=== RECORDS SHOWN ===

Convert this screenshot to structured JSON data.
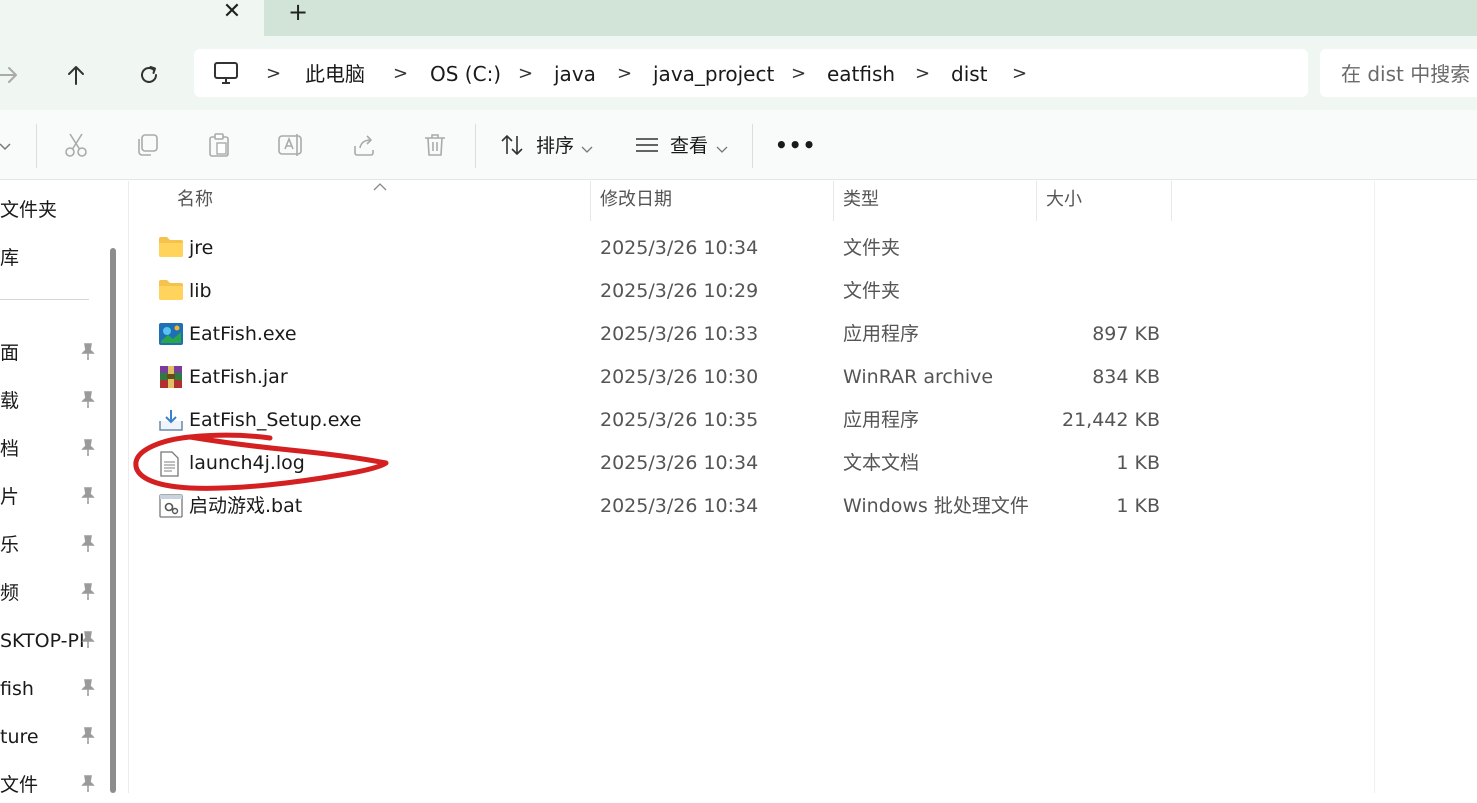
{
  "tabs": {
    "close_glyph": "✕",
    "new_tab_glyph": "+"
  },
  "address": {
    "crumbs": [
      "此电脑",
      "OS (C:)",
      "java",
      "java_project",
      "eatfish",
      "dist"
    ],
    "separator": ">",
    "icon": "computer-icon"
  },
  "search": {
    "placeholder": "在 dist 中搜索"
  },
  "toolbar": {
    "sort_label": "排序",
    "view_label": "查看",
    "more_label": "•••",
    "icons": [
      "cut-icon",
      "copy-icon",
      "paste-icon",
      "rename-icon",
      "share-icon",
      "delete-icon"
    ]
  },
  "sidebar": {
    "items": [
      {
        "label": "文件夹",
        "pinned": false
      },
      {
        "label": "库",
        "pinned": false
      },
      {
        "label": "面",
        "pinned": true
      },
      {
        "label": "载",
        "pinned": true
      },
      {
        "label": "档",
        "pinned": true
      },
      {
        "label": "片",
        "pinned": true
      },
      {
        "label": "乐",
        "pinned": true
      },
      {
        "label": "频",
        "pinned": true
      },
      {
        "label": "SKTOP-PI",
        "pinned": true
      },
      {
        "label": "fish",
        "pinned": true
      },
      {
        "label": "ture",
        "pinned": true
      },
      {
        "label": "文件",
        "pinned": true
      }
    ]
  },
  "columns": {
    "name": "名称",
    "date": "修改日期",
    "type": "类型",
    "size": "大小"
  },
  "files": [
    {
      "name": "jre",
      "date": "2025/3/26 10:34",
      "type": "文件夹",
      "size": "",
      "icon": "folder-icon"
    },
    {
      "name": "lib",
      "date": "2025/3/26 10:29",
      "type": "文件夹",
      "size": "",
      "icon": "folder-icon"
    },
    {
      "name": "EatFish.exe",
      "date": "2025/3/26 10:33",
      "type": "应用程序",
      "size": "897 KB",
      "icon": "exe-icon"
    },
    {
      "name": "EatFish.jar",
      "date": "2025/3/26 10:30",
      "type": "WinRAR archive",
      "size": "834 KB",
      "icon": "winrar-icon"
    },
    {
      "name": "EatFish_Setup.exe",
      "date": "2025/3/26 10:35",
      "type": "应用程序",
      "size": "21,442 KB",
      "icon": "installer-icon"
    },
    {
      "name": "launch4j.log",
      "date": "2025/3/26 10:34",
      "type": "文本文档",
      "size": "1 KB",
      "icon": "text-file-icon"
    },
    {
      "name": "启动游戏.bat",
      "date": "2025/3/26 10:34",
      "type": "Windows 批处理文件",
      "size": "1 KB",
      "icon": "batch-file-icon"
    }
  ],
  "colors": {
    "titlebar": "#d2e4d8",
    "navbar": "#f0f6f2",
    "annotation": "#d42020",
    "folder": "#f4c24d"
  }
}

===
=== RECORDS SHOWN ===

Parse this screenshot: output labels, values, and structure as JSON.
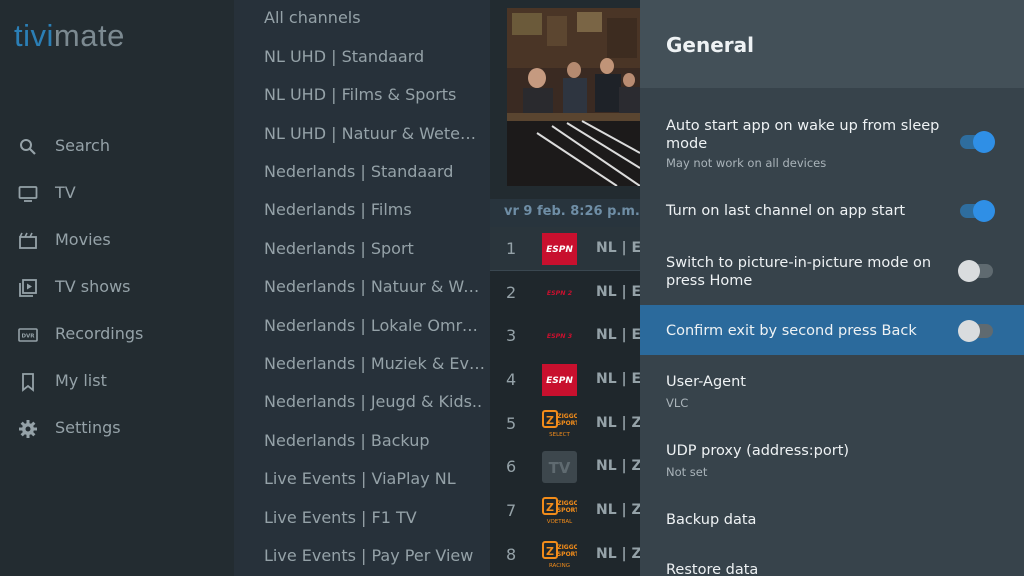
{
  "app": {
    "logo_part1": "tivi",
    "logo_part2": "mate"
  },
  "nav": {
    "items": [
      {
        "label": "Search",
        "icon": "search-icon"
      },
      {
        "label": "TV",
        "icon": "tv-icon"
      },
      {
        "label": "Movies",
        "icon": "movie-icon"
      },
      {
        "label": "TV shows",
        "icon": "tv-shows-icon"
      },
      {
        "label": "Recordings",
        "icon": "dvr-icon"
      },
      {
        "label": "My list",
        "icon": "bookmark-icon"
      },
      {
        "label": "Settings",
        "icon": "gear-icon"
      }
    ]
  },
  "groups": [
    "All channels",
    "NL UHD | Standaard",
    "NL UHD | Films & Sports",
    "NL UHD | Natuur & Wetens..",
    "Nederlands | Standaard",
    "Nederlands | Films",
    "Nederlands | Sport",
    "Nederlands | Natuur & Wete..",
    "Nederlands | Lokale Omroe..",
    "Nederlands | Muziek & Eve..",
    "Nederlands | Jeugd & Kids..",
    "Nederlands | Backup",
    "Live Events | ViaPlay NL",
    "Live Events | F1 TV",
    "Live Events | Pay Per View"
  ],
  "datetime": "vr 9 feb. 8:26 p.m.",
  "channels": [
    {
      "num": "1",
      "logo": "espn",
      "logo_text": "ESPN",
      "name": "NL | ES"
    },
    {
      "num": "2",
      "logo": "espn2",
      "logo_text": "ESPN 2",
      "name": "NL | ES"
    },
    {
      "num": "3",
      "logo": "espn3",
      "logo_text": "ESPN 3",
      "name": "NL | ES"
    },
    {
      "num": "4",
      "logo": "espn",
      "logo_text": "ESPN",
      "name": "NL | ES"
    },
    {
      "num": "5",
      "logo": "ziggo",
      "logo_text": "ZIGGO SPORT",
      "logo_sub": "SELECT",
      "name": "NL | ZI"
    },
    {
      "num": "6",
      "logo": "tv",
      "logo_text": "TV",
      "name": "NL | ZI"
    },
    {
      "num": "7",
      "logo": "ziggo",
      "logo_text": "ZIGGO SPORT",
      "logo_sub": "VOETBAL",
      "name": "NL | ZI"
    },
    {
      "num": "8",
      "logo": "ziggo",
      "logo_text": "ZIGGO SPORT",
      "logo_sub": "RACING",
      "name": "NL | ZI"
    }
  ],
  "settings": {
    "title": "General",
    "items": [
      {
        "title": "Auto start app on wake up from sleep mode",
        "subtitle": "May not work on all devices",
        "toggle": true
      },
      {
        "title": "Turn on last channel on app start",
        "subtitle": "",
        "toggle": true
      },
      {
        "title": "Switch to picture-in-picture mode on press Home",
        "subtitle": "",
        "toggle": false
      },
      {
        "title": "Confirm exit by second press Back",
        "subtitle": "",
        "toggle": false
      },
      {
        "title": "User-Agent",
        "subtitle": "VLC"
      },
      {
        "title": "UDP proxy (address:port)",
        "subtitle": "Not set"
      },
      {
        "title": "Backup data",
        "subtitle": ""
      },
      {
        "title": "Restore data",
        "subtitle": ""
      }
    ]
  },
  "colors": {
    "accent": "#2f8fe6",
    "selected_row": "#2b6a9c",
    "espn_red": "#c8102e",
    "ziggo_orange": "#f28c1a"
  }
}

===
=== RECORDS SHOWN ===

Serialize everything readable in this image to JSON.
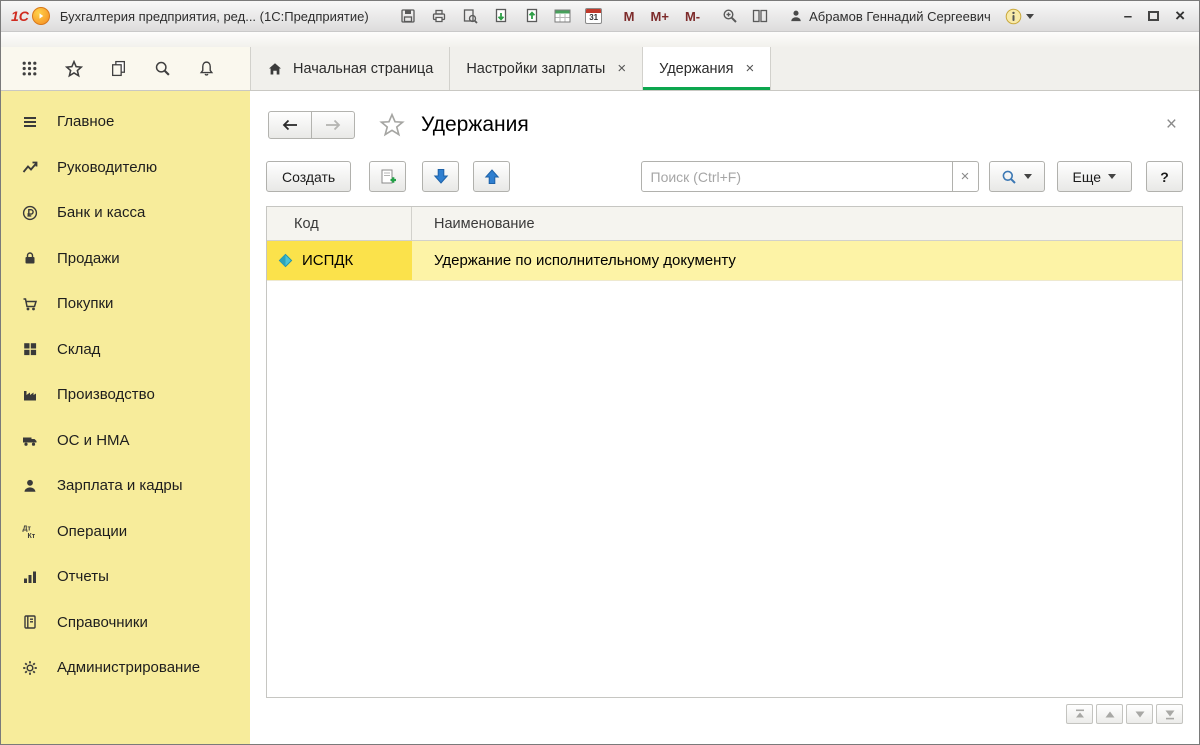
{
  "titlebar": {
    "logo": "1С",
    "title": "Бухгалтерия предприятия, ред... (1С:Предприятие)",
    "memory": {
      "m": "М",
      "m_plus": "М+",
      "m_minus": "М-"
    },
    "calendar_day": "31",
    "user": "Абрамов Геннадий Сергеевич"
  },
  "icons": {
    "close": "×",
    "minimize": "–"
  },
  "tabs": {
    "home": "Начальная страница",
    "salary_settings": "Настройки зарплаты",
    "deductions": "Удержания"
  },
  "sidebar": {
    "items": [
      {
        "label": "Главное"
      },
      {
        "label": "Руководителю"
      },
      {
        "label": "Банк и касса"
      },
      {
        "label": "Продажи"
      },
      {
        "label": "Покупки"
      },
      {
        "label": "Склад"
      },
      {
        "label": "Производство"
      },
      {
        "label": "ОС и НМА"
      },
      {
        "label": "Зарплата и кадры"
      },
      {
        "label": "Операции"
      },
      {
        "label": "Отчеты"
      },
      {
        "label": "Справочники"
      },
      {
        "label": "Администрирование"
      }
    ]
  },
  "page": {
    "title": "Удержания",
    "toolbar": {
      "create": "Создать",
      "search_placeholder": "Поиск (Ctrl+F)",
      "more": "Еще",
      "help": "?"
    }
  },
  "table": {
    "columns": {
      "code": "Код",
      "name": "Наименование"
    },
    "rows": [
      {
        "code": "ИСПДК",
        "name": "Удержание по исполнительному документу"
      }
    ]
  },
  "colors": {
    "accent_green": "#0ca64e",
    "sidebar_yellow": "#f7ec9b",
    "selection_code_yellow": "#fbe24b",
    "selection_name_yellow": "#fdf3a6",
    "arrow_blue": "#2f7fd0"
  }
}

===

◆ DIRECTIVE
Filter the records above for "Events" and copy every matching line.

◆ EXERCISE ANSWER
    "Live Events | ViaPlay NL",
    "Live Events | F1 TV",
    "Live Events | Pay Per View"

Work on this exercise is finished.